# [WHAT IS REQUIRED]
Work through the data line by line, gathering every line that has the word "horizontal".

Data entries for graphics:
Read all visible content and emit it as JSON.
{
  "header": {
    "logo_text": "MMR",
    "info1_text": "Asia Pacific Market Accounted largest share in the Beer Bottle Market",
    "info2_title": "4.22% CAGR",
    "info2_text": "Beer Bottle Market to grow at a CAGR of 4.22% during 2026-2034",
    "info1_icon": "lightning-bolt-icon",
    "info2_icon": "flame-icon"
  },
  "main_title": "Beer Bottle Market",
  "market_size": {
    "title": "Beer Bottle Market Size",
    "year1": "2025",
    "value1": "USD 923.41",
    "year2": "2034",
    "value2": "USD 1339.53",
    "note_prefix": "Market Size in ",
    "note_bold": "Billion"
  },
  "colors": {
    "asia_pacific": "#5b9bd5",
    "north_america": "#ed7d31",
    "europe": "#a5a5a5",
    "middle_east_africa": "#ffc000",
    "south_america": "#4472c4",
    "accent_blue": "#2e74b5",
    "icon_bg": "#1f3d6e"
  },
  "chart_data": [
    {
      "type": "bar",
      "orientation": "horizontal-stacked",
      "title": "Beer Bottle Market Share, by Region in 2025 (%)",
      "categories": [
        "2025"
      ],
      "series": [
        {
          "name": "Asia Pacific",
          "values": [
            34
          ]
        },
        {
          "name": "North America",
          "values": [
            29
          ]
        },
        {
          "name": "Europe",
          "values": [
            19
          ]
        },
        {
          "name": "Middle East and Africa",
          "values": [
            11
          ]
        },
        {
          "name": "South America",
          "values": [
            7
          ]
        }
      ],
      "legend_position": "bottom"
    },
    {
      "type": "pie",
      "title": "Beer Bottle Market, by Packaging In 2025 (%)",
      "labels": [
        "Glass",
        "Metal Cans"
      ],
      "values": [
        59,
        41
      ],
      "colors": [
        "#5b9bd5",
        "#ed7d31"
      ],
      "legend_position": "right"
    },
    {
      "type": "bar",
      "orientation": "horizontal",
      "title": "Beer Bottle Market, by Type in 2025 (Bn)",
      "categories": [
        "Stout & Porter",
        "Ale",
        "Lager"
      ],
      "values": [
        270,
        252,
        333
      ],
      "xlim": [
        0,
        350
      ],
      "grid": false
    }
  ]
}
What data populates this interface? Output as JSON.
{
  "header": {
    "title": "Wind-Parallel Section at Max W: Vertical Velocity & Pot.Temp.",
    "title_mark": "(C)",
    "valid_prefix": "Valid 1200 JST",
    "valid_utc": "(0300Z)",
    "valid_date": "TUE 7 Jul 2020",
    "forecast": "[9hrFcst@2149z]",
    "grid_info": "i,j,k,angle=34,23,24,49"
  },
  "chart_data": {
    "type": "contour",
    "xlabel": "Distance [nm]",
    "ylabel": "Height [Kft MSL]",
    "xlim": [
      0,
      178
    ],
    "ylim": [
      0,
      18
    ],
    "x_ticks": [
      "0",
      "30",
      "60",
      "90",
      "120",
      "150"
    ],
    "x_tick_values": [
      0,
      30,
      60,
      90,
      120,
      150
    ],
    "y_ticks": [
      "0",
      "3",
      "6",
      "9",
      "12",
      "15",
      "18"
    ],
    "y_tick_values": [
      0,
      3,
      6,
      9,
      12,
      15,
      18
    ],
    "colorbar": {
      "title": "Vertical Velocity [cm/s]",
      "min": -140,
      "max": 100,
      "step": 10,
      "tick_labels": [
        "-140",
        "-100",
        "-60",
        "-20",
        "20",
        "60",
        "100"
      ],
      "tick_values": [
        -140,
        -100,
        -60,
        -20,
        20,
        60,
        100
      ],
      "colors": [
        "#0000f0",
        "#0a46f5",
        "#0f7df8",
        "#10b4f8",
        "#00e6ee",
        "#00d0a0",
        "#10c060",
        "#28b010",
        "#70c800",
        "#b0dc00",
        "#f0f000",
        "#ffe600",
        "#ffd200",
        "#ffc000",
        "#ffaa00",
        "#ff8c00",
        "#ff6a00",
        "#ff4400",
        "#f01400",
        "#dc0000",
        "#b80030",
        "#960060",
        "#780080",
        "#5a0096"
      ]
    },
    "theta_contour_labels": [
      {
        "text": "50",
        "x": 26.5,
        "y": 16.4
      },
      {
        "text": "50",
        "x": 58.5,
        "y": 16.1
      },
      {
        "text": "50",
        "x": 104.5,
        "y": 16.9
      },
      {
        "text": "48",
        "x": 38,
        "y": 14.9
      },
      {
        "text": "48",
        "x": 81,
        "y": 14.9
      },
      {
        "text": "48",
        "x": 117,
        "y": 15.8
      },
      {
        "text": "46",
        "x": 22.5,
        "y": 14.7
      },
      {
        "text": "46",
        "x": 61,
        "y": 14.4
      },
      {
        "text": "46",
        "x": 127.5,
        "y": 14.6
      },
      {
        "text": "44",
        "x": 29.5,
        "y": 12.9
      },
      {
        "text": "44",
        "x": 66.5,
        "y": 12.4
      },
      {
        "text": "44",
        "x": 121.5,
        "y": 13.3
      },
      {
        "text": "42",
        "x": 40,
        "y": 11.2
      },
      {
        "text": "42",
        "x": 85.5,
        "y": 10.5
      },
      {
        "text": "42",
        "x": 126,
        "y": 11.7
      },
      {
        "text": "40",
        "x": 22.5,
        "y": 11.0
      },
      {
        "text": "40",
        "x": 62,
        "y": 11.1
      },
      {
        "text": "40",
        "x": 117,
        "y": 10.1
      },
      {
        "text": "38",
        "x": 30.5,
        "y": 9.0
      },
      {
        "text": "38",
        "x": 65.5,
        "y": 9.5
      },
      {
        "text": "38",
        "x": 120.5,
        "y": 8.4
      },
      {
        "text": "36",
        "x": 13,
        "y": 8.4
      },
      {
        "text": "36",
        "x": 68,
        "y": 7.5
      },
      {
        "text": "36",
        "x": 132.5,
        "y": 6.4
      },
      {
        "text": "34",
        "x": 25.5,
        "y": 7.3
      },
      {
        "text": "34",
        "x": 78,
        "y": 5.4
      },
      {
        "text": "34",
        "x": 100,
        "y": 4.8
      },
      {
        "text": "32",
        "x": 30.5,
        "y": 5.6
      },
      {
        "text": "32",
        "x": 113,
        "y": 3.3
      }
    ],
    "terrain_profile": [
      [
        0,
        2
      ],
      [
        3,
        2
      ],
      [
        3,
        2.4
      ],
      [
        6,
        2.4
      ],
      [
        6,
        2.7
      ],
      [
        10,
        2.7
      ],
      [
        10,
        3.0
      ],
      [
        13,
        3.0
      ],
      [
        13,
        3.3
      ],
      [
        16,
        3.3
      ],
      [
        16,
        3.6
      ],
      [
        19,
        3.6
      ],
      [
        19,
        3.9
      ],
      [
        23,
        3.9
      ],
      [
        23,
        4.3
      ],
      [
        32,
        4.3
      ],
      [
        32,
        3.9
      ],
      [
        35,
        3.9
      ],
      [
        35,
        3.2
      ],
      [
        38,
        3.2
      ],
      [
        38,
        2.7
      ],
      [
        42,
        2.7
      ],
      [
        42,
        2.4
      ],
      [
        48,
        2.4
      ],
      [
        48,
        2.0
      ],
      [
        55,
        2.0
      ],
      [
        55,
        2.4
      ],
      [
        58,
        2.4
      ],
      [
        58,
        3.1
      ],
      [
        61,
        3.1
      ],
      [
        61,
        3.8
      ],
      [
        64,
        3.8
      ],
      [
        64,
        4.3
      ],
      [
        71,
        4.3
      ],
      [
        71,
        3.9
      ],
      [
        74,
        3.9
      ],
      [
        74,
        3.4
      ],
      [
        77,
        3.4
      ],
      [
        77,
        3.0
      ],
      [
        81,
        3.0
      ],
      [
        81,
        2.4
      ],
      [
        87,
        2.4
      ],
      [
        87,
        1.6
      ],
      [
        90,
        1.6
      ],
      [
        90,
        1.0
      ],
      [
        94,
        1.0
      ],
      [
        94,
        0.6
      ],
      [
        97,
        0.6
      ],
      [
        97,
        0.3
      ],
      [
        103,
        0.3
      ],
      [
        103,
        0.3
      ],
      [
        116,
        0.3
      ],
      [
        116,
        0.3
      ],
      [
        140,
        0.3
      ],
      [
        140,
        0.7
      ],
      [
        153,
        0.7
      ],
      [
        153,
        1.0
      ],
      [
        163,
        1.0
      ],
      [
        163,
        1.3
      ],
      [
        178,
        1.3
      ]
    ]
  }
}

# [FINISHED TASK]
      "orientation": "horizontal-stacked",
      "orientation": "horizontal",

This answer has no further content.